### Task prompt
Output all of the entries below precisely as written.

___ Records for processing

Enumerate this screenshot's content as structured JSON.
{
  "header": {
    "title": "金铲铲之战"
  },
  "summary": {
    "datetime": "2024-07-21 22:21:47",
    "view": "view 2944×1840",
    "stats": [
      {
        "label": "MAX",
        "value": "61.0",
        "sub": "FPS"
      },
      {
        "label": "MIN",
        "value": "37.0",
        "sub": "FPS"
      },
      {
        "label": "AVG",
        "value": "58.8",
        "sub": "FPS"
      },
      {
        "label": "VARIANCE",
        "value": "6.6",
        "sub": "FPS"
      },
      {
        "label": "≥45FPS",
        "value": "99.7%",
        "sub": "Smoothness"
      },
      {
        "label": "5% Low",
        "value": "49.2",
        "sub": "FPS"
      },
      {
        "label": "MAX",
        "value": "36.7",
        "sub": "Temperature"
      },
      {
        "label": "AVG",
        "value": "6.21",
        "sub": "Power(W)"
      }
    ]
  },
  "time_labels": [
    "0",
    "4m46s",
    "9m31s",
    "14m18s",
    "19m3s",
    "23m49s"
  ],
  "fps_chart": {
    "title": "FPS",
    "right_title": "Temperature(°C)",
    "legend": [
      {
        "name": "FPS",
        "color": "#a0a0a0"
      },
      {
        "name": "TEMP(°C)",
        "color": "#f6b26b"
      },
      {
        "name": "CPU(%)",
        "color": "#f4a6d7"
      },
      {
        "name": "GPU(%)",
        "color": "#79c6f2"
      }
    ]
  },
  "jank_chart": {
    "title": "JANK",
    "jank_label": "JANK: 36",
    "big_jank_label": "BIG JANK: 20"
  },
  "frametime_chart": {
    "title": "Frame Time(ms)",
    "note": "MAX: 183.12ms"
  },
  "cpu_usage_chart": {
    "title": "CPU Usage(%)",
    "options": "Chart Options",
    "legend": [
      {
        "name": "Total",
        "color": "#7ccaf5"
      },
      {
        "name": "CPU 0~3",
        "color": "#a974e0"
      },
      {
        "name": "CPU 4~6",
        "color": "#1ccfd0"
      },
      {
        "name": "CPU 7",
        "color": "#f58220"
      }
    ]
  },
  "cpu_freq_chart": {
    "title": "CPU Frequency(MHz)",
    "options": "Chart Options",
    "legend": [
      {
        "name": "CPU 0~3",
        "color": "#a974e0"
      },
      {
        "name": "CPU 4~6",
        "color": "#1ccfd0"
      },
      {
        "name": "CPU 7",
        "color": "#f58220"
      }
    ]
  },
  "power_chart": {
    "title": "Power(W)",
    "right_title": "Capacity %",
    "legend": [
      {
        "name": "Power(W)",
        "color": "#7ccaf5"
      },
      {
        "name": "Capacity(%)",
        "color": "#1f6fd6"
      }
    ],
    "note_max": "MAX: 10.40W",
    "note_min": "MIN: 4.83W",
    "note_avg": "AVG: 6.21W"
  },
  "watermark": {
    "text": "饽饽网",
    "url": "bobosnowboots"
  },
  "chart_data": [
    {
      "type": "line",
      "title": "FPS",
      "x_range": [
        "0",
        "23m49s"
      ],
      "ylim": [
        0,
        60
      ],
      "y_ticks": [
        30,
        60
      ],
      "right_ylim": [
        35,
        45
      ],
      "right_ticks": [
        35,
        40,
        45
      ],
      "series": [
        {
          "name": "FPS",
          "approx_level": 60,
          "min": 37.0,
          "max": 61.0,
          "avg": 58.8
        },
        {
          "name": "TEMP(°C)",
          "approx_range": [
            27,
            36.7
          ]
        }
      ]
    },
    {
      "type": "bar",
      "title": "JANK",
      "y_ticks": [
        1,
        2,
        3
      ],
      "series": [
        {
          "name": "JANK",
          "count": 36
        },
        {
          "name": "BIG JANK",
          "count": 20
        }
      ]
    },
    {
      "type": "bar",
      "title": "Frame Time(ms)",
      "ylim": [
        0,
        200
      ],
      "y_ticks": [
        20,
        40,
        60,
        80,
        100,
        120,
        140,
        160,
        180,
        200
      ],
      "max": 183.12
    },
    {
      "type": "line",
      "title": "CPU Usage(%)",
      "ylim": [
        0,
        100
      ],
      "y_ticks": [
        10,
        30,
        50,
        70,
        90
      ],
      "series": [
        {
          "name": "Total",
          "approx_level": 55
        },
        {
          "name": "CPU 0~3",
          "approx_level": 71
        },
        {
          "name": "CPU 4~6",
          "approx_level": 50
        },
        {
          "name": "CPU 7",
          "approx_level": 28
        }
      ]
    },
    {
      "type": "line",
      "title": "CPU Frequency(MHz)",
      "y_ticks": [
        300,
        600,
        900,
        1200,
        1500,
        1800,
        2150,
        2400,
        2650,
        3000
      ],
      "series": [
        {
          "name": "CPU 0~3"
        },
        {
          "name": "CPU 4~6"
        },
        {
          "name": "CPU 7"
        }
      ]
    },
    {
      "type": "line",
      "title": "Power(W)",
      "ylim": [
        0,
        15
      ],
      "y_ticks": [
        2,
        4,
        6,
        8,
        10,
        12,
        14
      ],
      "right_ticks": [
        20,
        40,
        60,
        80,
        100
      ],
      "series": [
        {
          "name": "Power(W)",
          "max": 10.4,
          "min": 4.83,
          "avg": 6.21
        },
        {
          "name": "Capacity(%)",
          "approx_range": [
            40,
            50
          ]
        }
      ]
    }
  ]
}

______

### Reply to the task
Enumerate this screenshot's content as structured JSON.
{
  "header": {
    "title": "金铲铲之战"
  },
  "summary": {
    "datetime": "2024-07-21 22:21:47",
    "view": "view 2944×1840",
    "stats": [
      {
        "label": "MAX",
        "value": "61.0",
        "sub": "FPS"
      },
      {
        "label": "MIN",
        "value": "37.0",
        "sub": "FPS"
      },
      {
        "label": "AVG",
        "value": "58.8",
        "sub": "FPS"
      },
      {
        "label": "VARIANCE",
        "value": "6.6",
        "sub": "FPS"
      },
      {
        "label": "≥45FPS",
        "value": "99.7%",
        "sub": "Smoothness"
      },
      {
        "label": "5% Low",
        "value": "49.2",
        "sub": "FPS"
      },
      {
        "label": "MAX",
        "value": "36.7",
        "sub": "Temperature"
      },
      {
        "label": "AVG",
        "value": "6.21",
        "sub": "Power(W)"
      }
    ]
  },
  "time_labels": [
    "0",
    "4m46s",
    "9m31s",
    "14m18s",
    "19m3s",
    "23m49s"
  ],
  "fps_chart": {
    "title": "FPS",
    "right_title": "Temperature(°C)",
    "legend": [
      {
        "name": "FPS",
        "color": "#a0a0a0"
      },
      {
        "name": "TEMP(°C)",
        "color": "#f6b26b"
      },
      {
        "name": "CPU(%)",
        "color": "#f4a6d7"
      },
      {
        "name": "GPU(%)",
        "color": "#79c6f2"
      }
    ]
  },
  "jank_chart": {
    "title": "JANK",
    "jank_label": "JANK: 36",
    "big_jank_label": "BIG JANK: 20"
  },
  "frametime_chart": {
    "title": "Frame Time(ms)",
    "note": "MAX: 183.12ms"
  },
  "cpu_usage_chart": {
    "title": "CPU Usage(%)",
    "options": "Chart Options",
    "legend": [
      {
        "name": "Total",
        "color": "#7ccaf5"
      },
      {
        "name": "CPU 0~3",
        "color": "#a974e0"
      },
      {
        "name": "CPU 4~6",
        "color": "#1ccfd0"
      },
      {
        "name": "CPU 7",
        "color": "#f58220"
      }
    ]
  },
  "cpu_freq_chart": {
    "title": "CPU Frequency(MHz)",
    "options": "Chart Options",
    "legend": [
      {
        "name": "CPU 0~3",
        "color": "#a974e0"
      },
      {
        "name": "CPU 4~6",
        "color": "#1ccfd0"
      },
      {
        "name": "CPU 7",
        "color": "#f58220"
      }
    ]
  },
  "power_chart": {
    "title": "Power(W)",
    "right_title": "Capacity %",
    "legend": [
      {
        "name": "Power(W)",
        "color": "#7ccaf5"
      },
      {
        "name": "Capacity(%)",
        "color": "#1f6fd6"
      }
    ],
    "note_max": "MAX: 10.40W",
    "note_min": "MIN: 4.83W",
    "note_avg": "AVG: 6.21W"
  },
  "watermark": {
    "text": "饽饽网",
    "url": "bobosnowboots"
  },
  "chart_data": [
    {
      "type": "line",
      "title": "FPS",
      "x_range": [
        "0",
        "23m49s"
      ],
      "ylim": [
        0,
        60
      ],
      "y_ticks": [
        30,
        60
      ],
      "right_ylim": [
        35,
        45
      ],
      "right_ticks": [
        35,
        40,
        45
      ],
      "series": [
        {
          "name": "FPS",
          "approx_level": 60,
          "min": 37.0,
          "max": 61.0,
          "avg": 58.8
        },
        {
          "name": "TEMP(°C)",
          "approx_range": [
            27,
            36.7
          ]
        }
      ]
    },
    {
      "type": "bar",
      "title": "JANK",
      "y_ticks": [
        1,
        2,
        3
      ],
      "series": [
        {
          "name": "JANK",
          "count": 36
        },
        {
          "name": "BIG JANK",
          "count": 20
        }
      ]
    },
    {
      "type": "bar",
      "title": "Frame Time(ms)",
      "ylim": [
        0,
        200
      ],
      "y_ticks": [
        20,
        40,
        60,
        80,
        100,
        120,
        140,
        160,
        180,
        200
      ],
      "max": 183.12
    },
    {
      "type": "line",
      "title": "CPU Usage(%)",
      "ylim": [
        0,
        100
      ],
      "y_ticks": [
        10,
        30,
        50,
        70,
        90
      ],
      "series": [
        {
          "name": "Total",
          "approx_level": 55
        },
        {
          "name": "CPU 0~3",
          "approx_level": 71
        },
        {
          "name": "CPU 4~6",
          "approx_level": 50
        },
        {
          "name": "CPU 7",
          "approx_level": 28
        }
      ]
    },
    {
      "type": "line",
      "title": "CPU Frequency(MHz)",
      "y_ticks": [
        300,
        600,
        900,
        1200,
        1500,
        1800,
        2150,
        2400,
        2650,
        3000
      ],
      "series": [
        {
          "name": "CPU 0~3"
        },
        {
          "name": "CPU 4~6"
        },
        {
          "name": "CPU 7"
        }
      ]
    },
    {
      "type": "line",
      "title": "Power(W)",
      "ylim": [
        0,
        15
      ],
      "y_ticks": [
        2,
        4,
        6,
        8,
        10,
        12,
        14
      ],
      "right_ticks": [
        20,
        40,
        60,
        80,
        100
      ],
      "series": [
        {
          "name": "Power(W)",
          "max": 10.4,
          "min": 4.83,
          "avg": 6.21
        },
        {
          "name": "Capacity(%)",
          "approx_range": [
            40,
            50
          ]
        }
      ]
    }
  ]
}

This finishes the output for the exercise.